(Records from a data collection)
★ ★ ★ ★

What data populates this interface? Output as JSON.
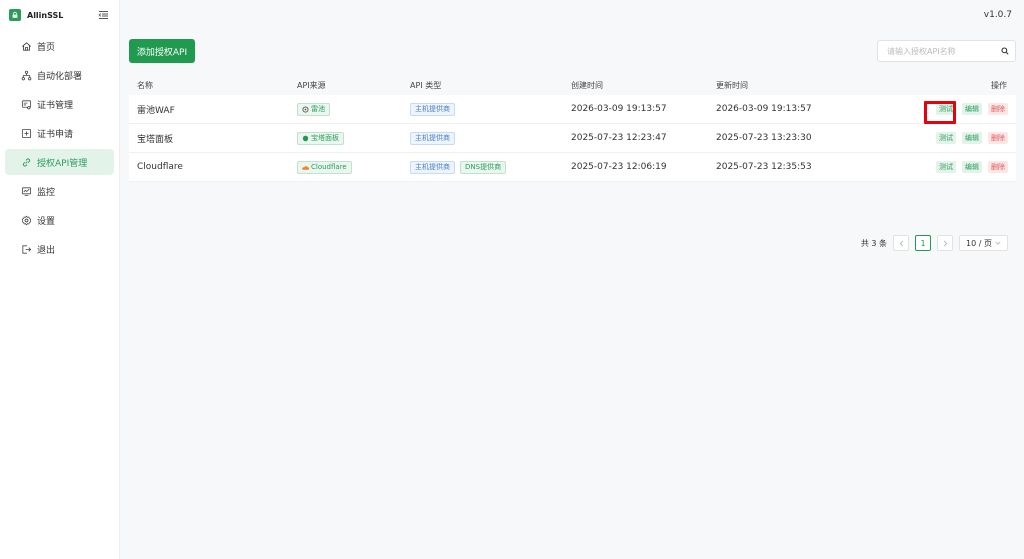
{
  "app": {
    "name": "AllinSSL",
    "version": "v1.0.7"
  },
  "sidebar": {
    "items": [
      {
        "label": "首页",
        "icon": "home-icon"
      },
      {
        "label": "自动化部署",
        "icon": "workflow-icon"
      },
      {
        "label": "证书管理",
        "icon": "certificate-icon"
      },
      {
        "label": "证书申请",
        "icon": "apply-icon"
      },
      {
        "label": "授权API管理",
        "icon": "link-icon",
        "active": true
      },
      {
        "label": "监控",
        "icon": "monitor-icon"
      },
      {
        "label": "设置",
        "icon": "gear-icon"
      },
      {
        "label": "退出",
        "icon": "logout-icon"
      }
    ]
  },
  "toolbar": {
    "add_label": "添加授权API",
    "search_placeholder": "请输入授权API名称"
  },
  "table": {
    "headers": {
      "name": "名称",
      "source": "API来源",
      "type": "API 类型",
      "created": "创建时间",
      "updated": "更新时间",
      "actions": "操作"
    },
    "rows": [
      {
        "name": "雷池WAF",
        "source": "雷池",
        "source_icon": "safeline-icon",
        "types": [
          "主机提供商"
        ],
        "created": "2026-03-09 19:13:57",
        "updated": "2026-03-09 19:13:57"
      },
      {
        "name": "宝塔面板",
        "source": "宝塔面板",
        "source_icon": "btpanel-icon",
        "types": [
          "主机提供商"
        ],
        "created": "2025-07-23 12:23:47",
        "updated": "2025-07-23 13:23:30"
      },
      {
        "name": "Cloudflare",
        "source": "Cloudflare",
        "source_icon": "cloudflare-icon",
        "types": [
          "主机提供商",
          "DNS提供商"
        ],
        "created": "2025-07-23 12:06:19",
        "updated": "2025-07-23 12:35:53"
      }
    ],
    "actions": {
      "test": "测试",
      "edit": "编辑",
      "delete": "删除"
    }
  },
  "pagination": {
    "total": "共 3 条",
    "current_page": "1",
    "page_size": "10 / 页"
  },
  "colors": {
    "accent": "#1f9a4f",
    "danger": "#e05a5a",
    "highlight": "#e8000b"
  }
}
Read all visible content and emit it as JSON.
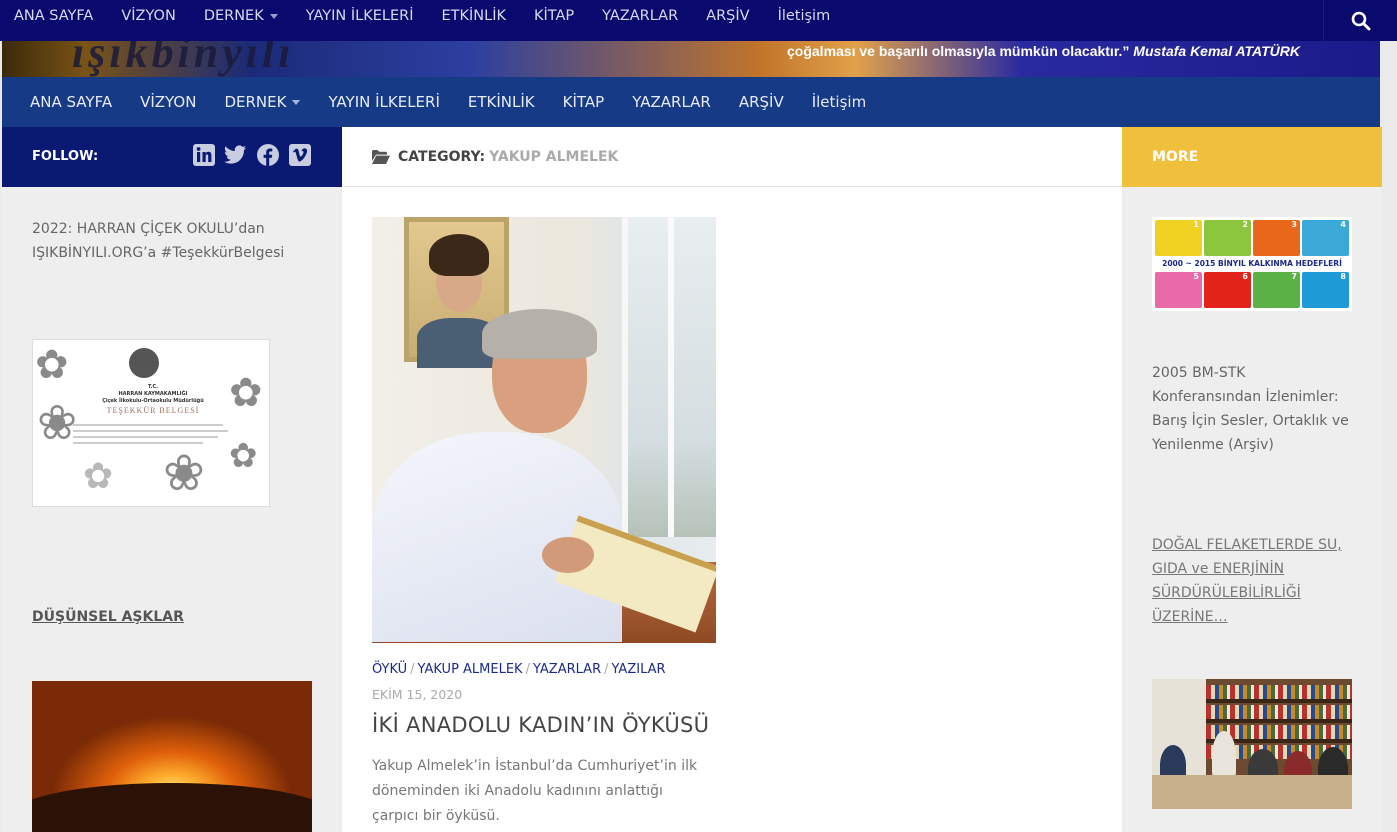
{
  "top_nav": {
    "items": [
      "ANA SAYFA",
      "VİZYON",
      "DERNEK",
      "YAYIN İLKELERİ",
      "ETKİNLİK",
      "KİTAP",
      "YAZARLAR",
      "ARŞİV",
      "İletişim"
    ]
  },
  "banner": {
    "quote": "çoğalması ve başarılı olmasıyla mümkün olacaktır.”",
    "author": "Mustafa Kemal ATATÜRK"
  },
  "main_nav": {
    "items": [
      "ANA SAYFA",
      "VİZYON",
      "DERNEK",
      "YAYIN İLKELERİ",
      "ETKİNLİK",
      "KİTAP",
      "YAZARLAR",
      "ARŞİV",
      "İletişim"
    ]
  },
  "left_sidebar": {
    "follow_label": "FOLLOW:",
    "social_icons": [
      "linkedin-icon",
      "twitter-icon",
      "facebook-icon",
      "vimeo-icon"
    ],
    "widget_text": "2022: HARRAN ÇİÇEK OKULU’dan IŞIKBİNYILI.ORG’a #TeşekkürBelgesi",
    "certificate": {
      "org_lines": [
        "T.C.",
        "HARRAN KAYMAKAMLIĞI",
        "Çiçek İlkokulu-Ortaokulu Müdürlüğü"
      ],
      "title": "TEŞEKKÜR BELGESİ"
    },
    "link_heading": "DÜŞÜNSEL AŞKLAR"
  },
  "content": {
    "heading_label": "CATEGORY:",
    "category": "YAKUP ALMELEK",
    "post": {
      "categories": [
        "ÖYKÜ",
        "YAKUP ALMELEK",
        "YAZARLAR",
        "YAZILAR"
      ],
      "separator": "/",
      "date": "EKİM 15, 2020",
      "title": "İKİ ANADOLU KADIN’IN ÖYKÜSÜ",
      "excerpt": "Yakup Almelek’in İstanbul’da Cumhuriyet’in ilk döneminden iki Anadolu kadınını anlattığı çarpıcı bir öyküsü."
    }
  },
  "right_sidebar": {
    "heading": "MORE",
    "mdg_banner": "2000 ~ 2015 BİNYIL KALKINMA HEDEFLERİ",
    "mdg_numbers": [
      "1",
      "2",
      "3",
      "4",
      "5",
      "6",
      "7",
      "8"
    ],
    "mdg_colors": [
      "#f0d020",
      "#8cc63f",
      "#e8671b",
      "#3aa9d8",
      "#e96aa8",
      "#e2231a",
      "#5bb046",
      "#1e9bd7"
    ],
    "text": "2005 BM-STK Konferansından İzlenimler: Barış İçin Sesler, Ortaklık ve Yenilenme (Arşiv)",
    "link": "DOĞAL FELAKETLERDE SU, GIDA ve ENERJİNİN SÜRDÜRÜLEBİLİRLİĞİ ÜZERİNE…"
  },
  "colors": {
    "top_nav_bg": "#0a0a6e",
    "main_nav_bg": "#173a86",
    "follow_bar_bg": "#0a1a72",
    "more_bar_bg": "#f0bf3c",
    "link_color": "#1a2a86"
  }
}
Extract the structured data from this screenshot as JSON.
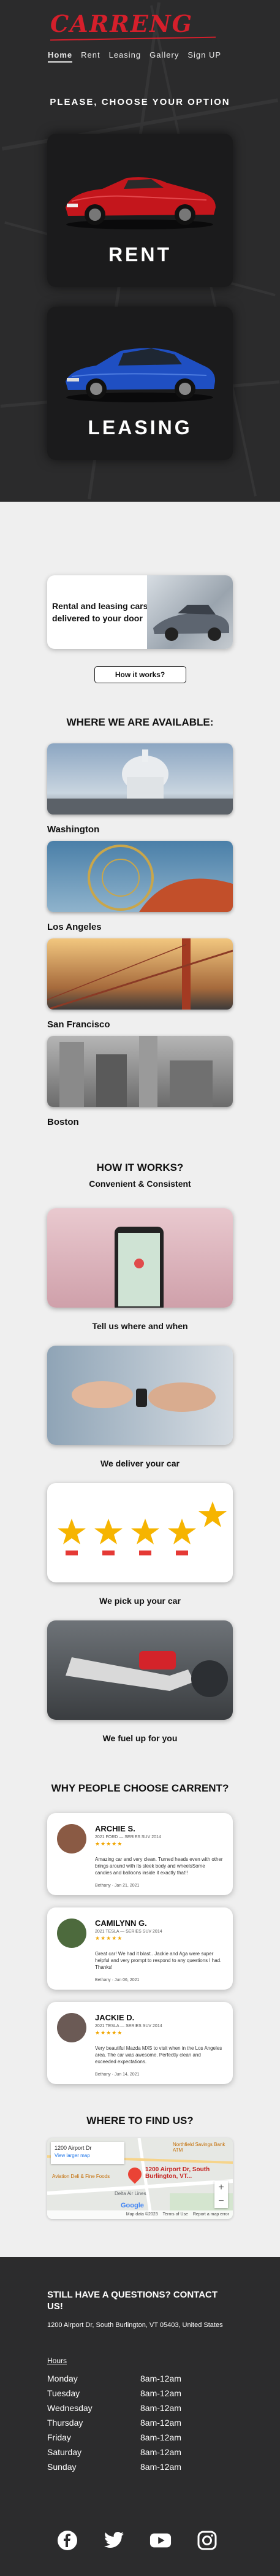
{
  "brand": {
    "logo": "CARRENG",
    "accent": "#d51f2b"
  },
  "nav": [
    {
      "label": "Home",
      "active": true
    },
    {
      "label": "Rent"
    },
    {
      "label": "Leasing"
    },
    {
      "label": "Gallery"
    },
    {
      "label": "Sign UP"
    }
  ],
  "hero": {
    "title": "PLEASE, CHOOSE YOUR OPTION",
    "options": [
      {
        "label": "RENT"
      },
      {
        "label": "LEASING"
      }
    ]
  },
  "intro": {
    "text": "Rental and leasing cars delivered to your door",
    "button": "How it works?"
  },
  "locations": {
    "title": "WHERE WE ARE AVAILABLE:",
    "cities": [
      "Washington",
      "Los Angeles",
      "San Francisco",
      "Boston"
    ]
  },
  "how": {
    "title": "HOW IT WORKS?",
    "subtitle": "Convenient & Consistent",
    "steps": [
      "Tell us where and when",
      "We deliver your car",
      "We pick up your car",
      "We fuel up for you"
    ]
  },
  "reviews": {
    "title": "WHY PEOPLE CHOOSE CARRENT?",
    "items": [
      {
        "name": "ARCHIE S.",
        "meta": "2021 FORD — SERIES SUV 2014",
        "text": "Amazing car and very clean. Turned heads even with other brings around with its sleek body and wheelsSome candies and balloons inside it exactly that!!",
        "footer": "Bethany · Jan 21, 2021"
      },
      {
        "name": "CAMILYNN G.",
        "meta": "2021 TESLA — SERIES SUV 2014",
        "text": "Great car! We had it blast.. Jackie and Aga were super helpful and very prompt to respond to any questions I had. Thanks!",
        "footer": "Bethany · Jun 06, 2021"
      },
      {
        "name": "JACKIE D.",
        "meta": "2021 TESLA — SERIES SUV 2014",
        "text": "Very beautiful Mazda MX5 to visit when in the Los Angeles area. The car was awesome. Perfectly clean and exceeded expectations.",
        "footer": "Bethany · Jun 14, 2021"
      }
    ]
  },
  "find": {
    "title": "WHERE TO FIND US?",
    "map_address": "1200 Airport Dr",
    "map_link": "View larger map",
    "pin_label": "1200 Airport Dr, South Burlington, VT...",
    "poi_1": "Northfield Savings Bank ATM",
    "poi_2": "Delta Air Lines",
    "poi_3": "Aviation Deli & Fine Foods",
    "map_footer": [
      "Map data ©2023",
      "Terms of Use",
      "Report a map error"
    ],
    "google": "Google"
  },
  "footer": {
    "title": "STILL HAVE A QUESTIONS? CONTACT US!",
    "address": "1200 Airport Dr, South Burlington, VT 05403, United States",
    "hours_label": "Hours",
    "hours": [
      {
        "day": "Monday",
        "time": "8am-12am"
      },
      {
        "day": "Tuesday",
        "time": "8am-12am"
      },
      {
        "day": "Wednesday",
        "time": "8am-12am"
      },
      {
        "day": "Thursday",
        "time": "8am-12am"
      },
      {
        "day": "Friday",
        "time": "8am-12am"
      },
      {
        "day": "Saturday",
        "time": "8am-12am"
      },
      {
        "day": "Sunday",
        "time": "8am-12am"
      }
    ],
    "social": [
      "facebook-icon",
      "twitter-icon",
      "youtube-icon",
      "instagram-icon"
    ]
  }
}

★ ★ ★ ★

Required task >> Work out how many lines of the material above contain the word "CHOOSE", then give only that figure.

Result for this exercise >> 2